* start *
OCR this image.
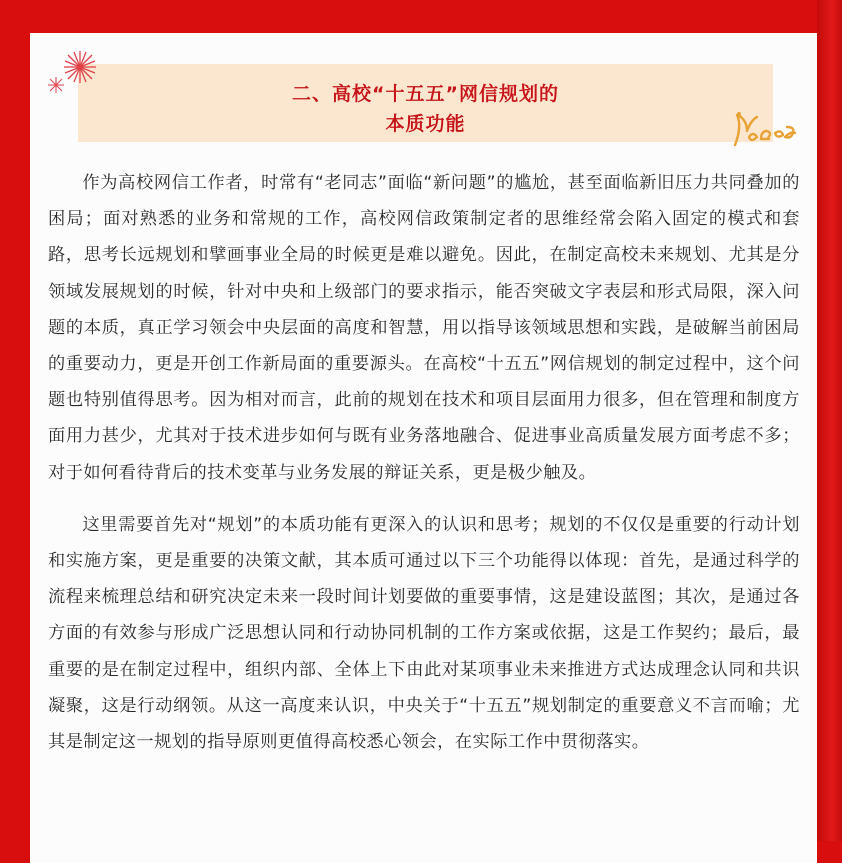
二、高校“十五五”网信规划的
本质功能

作为高校网信工作者，时常有“老同志”面临“新问题”的尴尬，甚至面临新旧压力共同叠加的困局；面对熟悉的业务和常规的工作，高校网信政策制定者的思维经常会陷入固定的模式和套路，思考长远规划和擘画事业全局的时候更是难以避免。因此，在制定高校未来规划、尤其是分领域发展规划的时候，针对中央和上级部门的要求指示，能否突破文字表层和形式局限，深入问题的本质，真正学习领会中央层面的高度和智慧，用以指导该领域思想和实践，是破解当前困局的重要动力，更是开创工作新局面的重要源头。在高校“十五五”网信规划的制定过程中，这个问题也特别值得思考。因为相对而言，此前的规划在技术和项目层面用力很多，但在管理和制度方面用力甚少，尤其对于技术进步如何与既有业务落地融合、促进事业高质量发展方面考虑不多；对于如何看待背后的技术变革与业务发展的辩证关系，更是极少触及。

这里需要首先对“规划”的本质功能有更深入的认识和思考；规划的不仅仅是重要的行动计划和实施方案，更是重要的决策文献，其本质可通过以下三个功能得以体现：首先，是通过科学的流程来梳理总结和研究决定未来一段时间计划要做的重要事情，这是建设蓝图；其次，是通过各方面的有效参与形成广泛思想认同和行动协同机制的工作方案或依据，这是工作契约；最后，最重要的是在制定过程中，组织内部、全体上下由此对某项事业未来推进方式达成理念认同和共识凝聚，这是行动纲领。从这一高度来认识，中央关于“十五五”规划制定的重要意义不言而喻；尤其是制定这一规划的指导原则更值得高校悉心领会，在实际工作中贯彻落实。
* end *
- [SHORT EXERCISE]: Without the pictures, restate each entry exactly.

- [THE OUTPUT]:
OCR this image.
二、高校“十五五”网信规划的
本质功能

作为高校网信工作者，时常有“老同志”面临“新问题”的尴尬，甚至面临新旧压力共同叠加的困局；面对熟悉的业务和常规的工作，高校网信政策制定者的思维经常会陷入固定的模式和套路，思考长远规划和擘画事业全局的时候更是难以避免。因此，在制定高校未来规划、尤其是分领域发展规划的时候，针对中央和上级部门的要求指示，能否突破文字表层和形式局限，深入问题的本质，真正学习领会中央层面的高度和智慧，用以指导该领域思想和实践，是破解当前困局的重要动力，更是开创工作新局面的重要源头。在高校“十五五”网信规划的制定过程中，这个问题也特别值得思考。因为相对而言，此前的规划在技术和项目层面用力很多，但在管理和制度方面用力甚少，尤其对于技术进步如何与既有业务落地融合、促进事业高质量发展方面考虑不多；对于如何看待背后的技术变革与业务发展的辩证关系，更是极少触及。

这里需要首先对“规划”的本质功能有更深入的认识和思考；规划的不仅仅是重要的行动计划和实施方案，更是重要的决策文献，其本质可通过以下三个功能得以体现：首先，是通过科学的流程来梳理总结和研究决定未来一段时间计划要做的重要事情，这是建设蓝图；其次，是通过各方面的有效参与形成广泛思想认同和行动协同机制的工作方案或依据，这是工作契约；最后，最重要的是在制定过程中，组织内部、全体上下由此对某项事业未来推进方式达成理念认同和共识凝聚，这是行动纲领。从这一高度来认识，中央关于“十五五”规划制定的重要意义不言而喻；尤其是制定这一规划的指导原则更值得高校悉心领会，在实际工作中贯彻落实。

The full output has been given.